(Items listed in a dataset)
▽

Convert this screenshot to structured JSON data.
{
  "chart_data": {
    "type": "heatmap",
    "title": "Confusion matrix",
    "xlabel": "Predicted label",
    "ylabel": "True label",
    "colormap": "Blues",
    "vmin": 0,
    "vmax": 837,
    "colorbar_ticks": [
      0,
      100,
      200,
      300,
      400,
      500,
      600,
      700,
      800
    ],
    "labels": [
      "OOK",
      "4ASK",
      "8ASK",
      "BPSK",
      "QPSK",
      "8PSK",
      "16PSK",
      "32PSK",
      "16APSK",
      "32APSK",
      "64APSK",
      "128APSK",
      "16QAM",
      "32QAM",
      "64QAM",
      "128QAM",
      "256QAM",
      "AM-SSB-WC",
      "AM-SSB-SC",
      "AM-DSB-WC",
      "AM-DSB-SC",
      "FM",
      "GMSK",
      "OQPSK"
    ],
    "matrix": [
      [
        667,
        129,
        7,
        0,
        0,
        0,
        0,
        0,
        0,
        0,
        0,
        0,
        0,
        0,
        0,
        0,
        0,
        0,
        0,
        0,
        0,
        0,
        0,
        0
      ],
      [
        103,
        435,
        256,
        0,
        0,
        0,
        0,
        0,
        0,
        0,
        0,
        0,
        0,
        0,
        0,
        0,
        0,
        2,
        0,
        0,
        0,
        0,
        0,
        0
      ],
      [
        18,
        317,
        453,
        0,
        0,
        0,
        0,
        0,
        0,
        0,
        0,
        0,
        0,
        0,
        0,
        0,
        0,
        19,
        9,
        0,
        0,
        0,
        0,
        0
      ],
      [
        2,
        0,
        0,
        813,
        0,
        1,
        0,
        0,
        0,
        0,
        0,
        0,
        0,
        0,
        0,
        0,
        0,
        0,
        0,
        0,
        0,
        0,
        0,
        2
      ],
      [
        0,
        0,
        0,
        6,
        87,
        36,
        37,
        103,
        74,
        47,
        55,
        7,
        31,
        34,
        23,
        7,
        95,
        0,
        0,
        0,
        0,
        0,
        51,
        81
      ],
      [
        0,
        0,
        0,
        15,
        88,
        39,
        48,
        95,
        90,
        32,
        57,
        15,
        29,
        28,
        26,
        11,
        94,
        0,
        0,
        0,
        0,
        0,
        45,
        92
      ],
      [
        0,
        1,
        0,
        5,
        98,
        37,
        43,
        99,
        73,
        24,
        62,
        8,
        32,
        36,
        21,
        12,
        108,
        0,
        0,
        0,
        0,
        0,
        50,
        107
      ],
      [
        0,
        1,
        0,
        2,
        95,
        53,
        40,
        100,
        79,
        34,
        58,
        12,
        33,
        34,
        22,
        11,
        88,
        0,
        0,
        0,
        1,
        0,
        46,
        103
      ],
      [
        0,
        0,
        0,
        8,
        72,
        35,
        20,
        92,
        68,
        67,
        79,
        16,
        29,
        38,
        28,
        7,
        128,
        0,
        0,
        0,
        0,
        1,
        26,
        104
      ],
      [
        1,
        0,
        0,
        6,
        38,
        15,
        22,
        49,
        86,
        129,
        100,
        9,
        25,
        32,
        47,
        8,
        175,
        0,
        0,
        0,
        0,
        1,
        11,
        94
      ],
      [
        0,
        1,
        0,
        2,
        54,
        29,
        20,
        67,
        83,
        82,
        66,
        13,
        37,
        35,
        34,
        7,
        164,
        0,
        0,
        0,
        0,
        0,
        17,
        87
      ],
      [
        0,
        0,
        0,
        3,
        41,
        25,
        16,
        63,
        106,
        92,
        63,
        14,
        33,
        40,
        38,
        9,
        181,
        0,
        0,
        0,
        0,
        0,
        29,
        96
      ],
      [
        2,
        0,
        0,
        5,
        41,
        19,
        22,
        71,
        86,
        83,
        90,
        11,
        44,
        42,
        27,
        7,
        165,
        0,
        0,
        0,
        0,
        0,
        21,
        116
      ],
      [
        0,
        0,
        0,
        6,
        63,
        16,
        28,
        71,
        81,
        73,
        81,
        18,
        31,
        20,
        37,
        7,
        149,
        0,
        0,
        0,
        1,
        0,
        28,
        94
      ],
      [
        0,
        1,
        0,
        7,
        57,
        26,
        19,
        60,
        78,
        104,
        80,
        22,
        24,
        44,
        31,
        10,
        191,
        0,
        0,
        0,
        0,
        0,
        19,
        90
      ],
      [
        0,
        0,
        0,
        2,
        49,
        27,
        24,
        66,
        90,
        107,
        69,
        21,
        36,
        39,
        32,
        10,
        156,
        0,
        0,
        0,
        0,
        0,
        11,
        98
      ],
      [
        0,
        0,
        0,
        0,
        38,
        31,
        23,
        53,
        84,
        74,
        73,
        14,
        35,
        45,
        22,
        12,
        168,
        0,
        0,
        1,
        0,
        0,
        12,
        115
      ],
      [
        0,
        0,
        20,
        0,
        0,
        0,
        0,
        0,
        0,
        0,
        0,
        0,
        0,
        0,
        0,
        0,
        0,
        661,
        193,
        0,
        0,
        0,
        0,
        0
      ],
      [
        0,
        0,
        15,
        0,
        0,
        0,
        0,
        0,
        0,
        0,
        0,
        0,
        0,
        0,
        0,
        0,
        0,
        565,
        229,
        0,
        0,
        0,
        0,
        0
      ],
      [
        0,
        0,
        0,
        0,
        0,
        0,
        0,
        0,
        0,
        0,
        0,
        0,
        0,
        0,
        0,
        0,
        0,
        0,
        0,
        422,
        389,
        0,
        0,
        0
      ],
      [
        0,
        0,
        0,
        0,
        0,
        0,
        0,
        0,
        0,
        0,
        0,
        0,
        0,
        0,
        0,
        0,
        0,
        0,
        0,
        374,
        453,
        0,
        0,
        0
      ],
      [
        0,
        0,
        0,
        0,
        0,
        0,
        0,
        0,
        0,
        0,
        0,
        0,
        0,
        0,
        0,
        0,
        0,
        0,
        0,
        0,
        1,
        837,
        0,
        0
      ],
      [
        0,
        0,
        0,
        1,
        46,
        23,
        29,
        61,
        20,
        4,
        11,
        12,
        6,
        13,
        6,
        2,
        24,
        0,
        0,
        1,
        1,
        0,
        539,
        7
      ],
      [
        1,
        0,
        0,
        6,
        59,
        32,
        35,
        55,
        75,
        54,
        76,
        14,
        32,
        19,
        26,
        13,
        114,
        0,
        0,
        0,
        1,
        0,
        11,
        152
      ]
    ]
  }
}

△

* [The exercise]: Copy out the data shown above without altering anything.

* [Exercise solution]:
Convert this screenshot to structured JSON data.
{
  "chart_data": {
    "type": "heatmap",
    "title": "Confusion matrix",
    "xlabel": "Predicted label",
    "ylabel": "True label",
    "colormap": "Blues",
    "vmin": 0,
    "vmax": 837,
    "colorbar_ticks": [
      0,
      100,
      200,
      300,
      400,
      500,
      600,
      700,
      800
    ],
    "labels": [
      "OOK",
      "4ASK",
      "8ASK",
      "BPSK",
      "QPSK",
      "8PSK",
      "16PSK",
      "32PSK",
      "16APSK",
      "32APSK",
      "64APSK",
      "128APSK",
      "16QAM",
      "32QAM",
      "64QAM",
      "128QAM",
      "256QAM",
      "AM-SSB-WC",
      "AM-SSB-SC",
      "AM-DSB-WC",
      "AM-DSB-SC",
      "FM",
      "GMSK",
      "OQPSK"
    ],
    "matrix": [
      [
        667,
        129,
        7,
        0,
        0,
        0,
        0,
        0,
        0,
        0,
        0,
        0,
        0,
        0,
        0,
        0,
        0,
        0,
        0,
        0,
        0,
        0,
        0,
        0
      ],
      [
        103,
        435,
        256,
        0,
        0,
        0,
        0,
        0,
        0,
        0,
        0,
        0,
        0,
        0,
        0,
        0,
        0,
        2,
        0,
        0,
        0,
        0,
        0,
        0
      ],
      [
        18,
        317,
        453,
        0,
        0,
        0,
        0,
        0,
        0,
        0,
        0,
        0,
        0,
        0,
        0,
        0,
        0,
        19,
        9,
        0,
        0,
        0,
        0,
        0
      ],
      [
        2,
        0,
        0,
        813,
        0,
        1,
        0,
        0,
        0,
        0,
        0,
        0,
        0,
        0,
        0,
        0,
        0,
        0,
        0,
        0,
        0,
        0,
        0,
        2
      ],
      [
        0,
        0,
        0,
        6,
        87,
        36,
        37,
        103,
        74,
        47,
        55,
        7,
        31,
        34,
        23,
        7,
        95,
        0,
        0,
        0,
        0,
        0,
        51,
        81
      ],
      [
        0,
        0,
        0,
        15,
        88,
        39,
        48,
        95,
        90,
        32,
        57,
        15,
        29,
        28,
        26,
        11,
        94,
        0,
        0,
        0,
        0,
        0,
        45,
        92
      ],
      [
        0,
        1,
        0,
        5,
        98,
        37,
        43,
        99,
        73,
        24,
        62,
        8,
        32,
        36,
        21,
        12,
        108,
        0,
        0,
        0,
        0,
        0,
        50,
        107
      ],
      [
        0,
        1,
        0,
        2,
        95,
        53,
        40,
        100,
        79,
        34,
        58,
        12,
        33,
        34,
        22,
        11,
        88,
        0,
        0,
        0,
        1,
        0,
        46,
        103
      ],
      [
        0,
        0,
        0,
        8,
        72,
        35,
        20,
        92,
        68,
        67,
        79,
        16,
        29,
        38,
        28,
        7,
        128,
        0,
        0,
        0,
        0,
        1,
        26,
        104
      ],
      [
        1,
        0,
        0,
        6,
        38,
        15,
        22,
        49,
        86,
        129,
        100,
        9,
        25,
        32,
        47,
        8,
        175,
        0,
        0,
        0,
        0,
        1,
        11,
        94
      ],
      [
        0,
        1,
        0,
        2,
        54,
        29,
        20,
        67,
        83,
        82,
        66,
        13,
        37,
        35,
        34,
        7,
        164,
        0,
        0,
        0,
        0,
        0,
        17,
        87
      ],
      [
        0,
        0,
        0,
        3,
        41,
        25,
        16,
        63,
        106,
        92,
        63,
        14,
        33,
        40,
        38,
        9,
        181,
        0,
        0,
        0,
        0,
        0,
        29,
        96
      ],
      [
        2,
        0,
        0,
        5,
        41,
        19,
        22,
        71,
        86,
        83,
        90,
        11,
        44,
        42,
        27,
        7,
        165,
        0,
        0,
        0,
        0,
        0,
        21,
        116
      ],
      [
        0,
        0,
        0,
        6,
        63,
        16,
        28,
        71,
        81,
        73,
        81,
        18,
        31,
        20,
        37,
        7,
        149,
        0,
        0,
        0,
        1,
        0,
        28,
        94
      ],
      [
        0,
        1,
        0,
        7,
        57,
        26,
        19,
        60,
        78,
        104,
        80,
        22,
        24,
        44,
        31,
        10,
        191,
        0,
        0,
        0,
        0,
        0,
        19,
        90
      ],
      [
        0,
        0,
        0,
        2,
        49,
        27,
        24,
        66,
        90,
        107,
        69,
        21,
        36,
        39,
        32,
        10,
        156,
        0,
        0,
        0,
        0,
        0,
        11,
        98
      ],
      [
        0,
        0,
        0,
        0,
        38,
        31,
        23,
        53,
        84,
        74,
        73,
        14,
        35,
        45,
        22,
        12,
        168,
        0,
        0,
        1,
        0,
        0,
        12,
        115
      ],
      [
        0,
        0,
        20,
        0,
        0,
        0,
        0,
        0,
        0,
        0,
        0,
        0,
        0,
        0,
        0,
        0,
        0,
        661,
        193,
        0,
        0,
        0,
        0,
        0
      ],
      [
        0,
        0,
        15,
        0,
        0,
        0,
        0,
        0,
        0,
        0,
        0,
        0,
        0,
        0,
        0,
        0,
        0,
        565,
        229,
        0,
        0,
        0,
        0,
        0
      ],
      [
        0,
        0,
        0,
        0,
        0,
        0,
        0,
        0,
        0,
        0,
        0,
        0,
        0,
        0,
        0,
        0,
        0,
        0,
        0,
        422,
        389,
        0,
        0,
        0
      ],
      [
        0,
        0,
        0,
        0,
        0,
        0,
        0,
        0,
        0,
        0,
        0,
        0,
        0,
        0,
        0,
        0,
        0,
        0,
        0,
        374,
        453,
        0,
        0,
        0
      ],
      [
        0,
        0,
        0,
        0,
        0,
        0,
        0,
        0,
        0,
        0,
        0,
        0,
        0,
        0,
        0,
        0,
        0,
        0,
        0,
        0,
        1,
        837,
        0,
        0
      ],
      [
        0,
        0,
        0,
        1,
        46,
        23,
        29,
        61,
        20,
        4,
        11,
        12,
        6,
        13,
        6,
        2,
        24,
        0,
        0,
        1,
        1,
        0,
        539,
        7
      ],
      [
        1,
        0,
        0,
        6,
        59,
        32,
        35,
        55,
        75,
        54,
        76,
        14,
        32,
        19,
        26,
        13,
        114,
        0,
        0,
        0,
        1,
        0,
        11,
        152
      ]
    ]
  }
}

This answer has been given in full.